### Supplied data

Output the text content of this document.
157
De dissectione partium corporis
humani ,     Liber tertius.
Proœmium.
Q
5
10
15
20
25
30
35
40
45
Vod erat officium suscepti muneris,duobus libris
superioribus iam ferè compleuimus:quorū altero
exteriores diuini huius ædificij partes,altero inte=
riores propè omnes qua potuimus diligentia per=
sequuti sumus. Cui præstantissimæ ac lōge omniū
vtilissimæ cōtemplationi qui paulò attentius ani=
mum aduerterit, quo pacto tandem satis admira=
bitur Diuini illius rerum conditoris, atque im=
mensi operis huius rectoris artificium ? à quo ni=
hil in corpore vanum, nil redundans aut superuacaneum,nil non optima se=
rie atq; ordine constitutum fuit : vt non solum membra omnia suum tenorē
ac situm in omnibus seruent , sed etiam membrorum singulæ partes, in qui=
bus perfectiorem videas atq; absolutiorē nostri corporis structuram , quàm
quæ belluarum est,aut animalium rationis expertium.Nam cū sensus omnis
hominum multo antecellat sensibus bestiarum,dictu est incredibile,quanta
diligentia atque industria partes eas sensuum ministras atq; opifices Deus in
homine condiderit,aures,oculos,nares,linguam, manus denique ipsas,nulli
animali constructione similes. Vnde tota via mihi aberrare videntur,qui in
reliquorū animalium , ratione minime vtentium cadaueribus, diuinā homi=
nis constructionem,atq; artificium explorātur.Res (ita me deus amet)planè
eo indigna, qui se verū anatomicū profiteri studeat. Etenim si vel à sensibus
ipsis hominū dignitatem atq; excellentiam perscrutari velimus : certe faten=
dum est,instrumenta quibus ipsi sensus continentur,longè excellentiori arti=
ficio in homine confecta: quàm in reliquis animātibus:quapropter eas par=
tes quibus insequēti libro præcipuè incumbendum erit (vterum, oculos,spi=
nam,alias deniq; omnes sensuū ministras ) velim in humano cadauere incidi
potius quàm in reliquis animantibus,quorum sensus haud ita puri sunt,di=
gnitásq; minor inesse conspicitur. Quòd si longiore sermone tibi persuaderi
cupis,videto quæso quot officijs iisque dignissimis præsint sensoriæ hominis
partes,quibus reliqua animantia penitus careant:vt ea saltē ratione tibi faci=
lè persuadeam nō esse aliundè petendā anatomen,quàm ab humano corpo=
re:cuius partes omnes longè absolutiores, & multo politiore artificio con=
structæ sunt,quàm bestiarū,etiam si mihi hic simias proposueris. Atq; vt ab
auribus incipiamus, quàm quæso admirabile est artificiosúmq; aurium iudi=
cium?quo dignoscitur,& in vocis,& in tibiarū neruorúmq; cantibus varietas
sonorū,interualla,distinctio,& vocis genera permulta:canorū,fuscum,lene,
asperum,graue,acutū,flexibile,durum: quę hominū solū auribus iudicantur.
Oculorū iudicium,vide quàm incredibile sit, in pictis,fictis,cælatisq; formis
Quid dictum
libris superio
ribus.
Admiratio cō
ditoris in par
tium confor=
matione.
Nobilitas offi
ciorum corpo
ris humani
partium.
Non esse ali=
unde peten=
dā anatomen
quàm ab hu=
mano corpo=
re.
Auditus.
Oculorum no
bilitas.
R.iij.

######

Objective: Return all the lines that contain the string "sunt".

Correct response:
potius quàm in reliquis animantibus,quorum sensus haud ita puri sunt,di=
structæ sunt,quàm bestiarū,etiam si mihi hic simias proposueris. Atq; vt ab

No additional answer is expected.